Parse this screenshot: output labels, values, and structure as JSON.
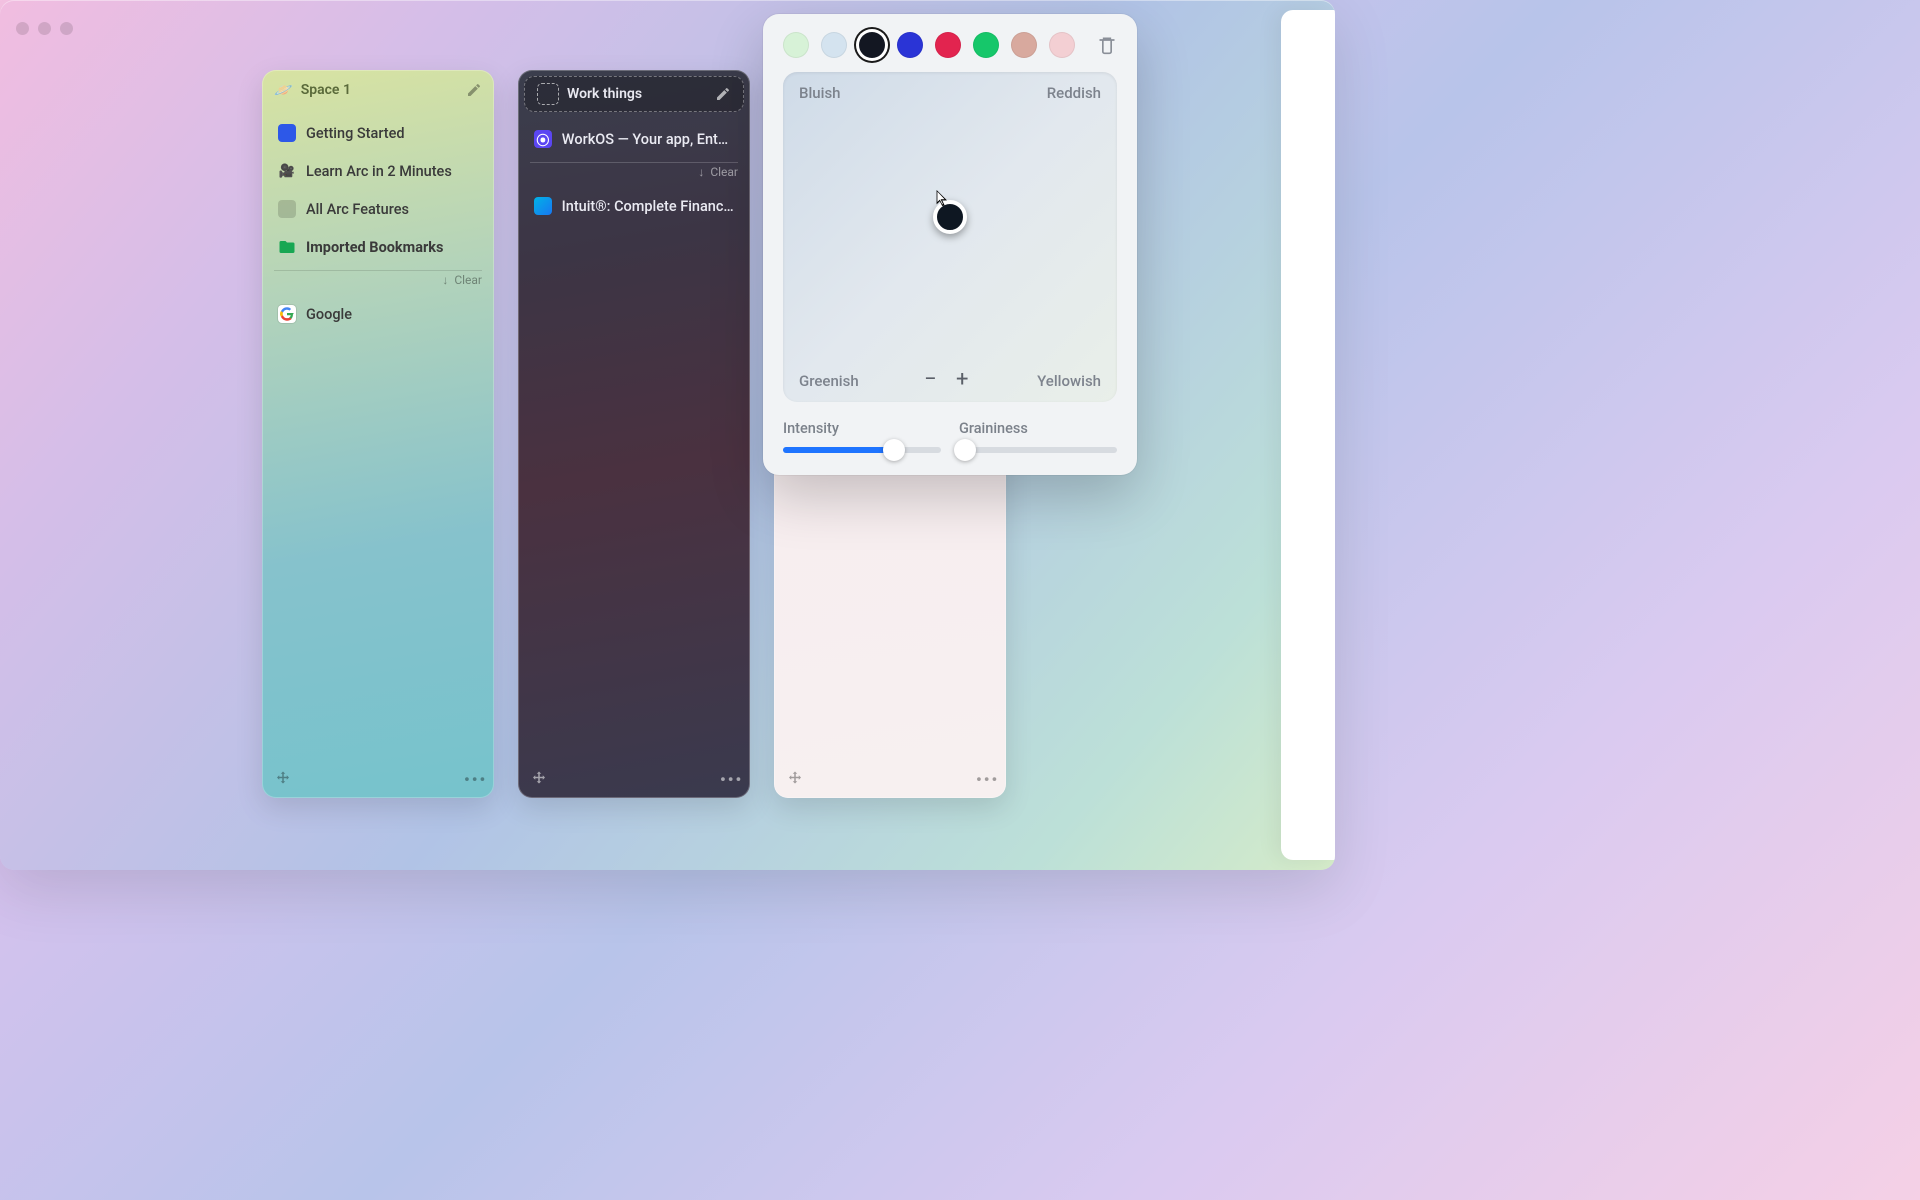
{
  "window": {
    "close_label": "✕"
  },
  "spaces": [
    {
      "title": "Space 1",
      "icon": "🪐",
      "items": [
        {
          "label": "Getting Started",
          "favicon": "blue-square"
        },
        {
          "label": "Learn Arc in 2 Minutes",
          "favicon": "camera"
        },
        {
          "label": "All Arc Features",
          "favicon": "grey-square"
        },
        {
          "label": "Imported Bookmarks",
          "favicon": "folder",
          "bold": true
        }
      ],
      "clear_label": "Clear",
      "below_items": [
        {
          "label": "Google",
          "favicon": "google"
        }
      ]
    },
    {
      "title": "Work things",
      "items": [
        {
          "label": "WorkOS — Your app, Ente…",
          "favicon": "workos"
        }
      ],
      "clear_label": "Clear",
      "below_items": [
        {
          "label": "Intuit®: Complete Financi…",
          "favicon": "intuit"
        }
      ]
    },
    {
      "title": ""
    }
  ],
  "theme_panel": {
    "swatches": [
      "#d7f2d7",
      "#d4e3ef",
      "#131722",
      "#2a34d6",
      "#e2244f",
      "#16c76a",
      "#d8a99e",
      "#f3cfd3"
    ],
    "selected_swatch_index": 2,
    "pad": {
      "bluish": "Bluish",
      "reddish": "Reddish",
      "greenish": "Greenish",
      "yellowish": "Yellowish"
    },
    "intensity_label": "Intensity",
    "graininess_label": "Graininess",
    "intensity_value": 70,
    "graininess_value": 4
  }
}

##########

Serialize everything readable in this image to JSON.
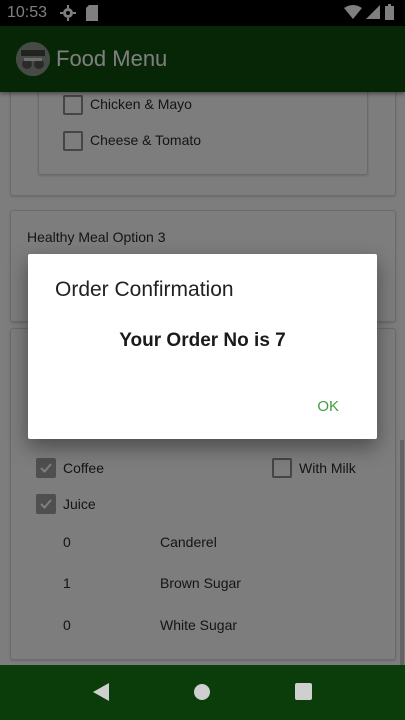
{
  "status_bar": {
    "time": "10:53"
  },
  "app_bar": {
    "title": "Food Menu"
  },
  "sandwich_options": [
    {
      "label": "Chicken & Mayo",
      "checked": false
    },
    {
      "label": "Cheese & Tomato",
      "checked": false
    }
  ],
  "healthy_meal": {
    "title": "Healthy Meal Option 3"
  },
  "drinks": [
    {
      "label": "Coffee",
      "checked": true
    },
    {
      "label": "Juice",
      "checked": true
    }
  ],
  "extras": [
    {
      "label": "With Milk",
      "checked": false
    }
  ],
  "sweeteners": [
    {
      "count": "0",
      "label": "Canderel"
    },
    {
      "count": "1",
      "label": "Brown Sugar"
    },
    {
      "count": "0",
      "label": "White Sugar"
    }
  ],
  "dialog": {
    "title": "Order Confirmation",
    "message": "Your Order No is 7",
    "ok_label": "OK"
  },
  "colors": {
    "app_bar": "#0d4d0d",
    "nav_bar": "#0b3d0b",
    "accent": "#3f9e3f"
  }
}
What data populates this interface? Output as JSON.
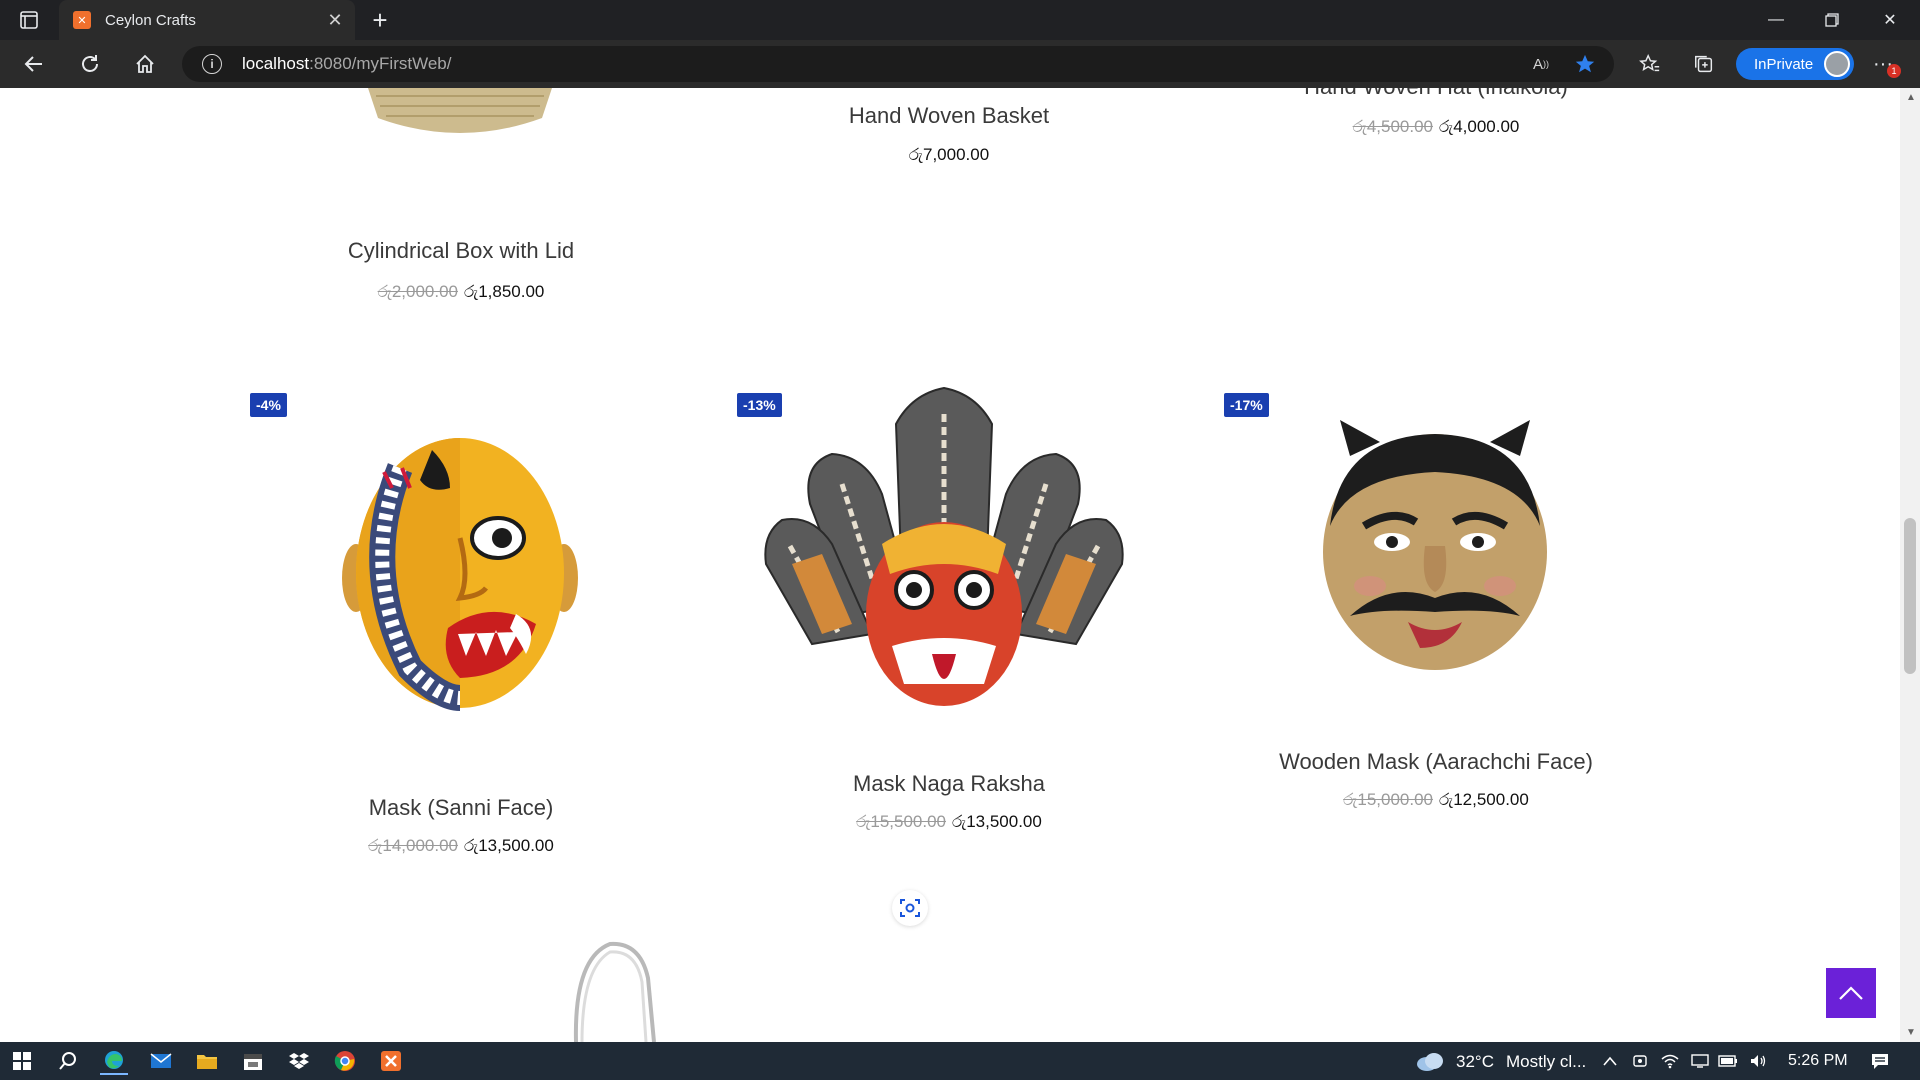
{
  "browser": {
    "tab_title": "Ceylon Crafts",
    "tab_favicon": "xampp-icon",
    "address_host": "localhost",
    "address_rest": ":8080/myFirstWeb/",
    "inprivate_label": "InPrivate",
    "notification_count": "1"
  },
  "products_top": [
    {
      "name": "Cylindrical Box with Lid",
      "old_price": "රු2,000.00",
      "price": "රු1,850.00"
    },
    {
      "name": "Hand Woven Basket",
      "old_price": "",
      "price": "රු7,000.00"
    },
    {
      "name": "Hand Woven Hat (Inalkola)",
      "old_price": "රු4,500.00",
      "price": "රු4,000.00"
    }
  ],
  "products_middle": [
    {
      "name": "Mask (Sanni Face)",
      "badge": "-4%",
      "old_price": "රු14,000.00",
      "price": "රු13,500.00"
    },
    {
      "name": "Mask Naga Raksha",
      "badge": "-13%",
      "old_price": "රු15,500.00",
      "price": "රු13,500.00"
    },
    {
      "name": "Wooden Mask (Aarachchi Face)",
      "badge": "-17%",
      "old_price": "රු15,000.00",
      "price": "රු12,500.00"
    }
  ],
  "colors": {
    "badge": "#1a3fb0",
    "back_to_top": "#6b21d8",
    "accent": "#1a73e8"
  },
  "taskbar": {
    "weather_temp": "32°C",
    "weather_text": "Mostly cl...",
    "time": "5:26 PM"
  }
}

##########

- _GIVEN INSTRUCTION_: Write down every line of the data above that includes the string "JSON".

- _COMPLETE OUTPUT_:
Parse this screenshot: output labels, values, and structure as JSON.
Serialize everything readable in this image to JSON.
What data populates this interface? Output as JSON.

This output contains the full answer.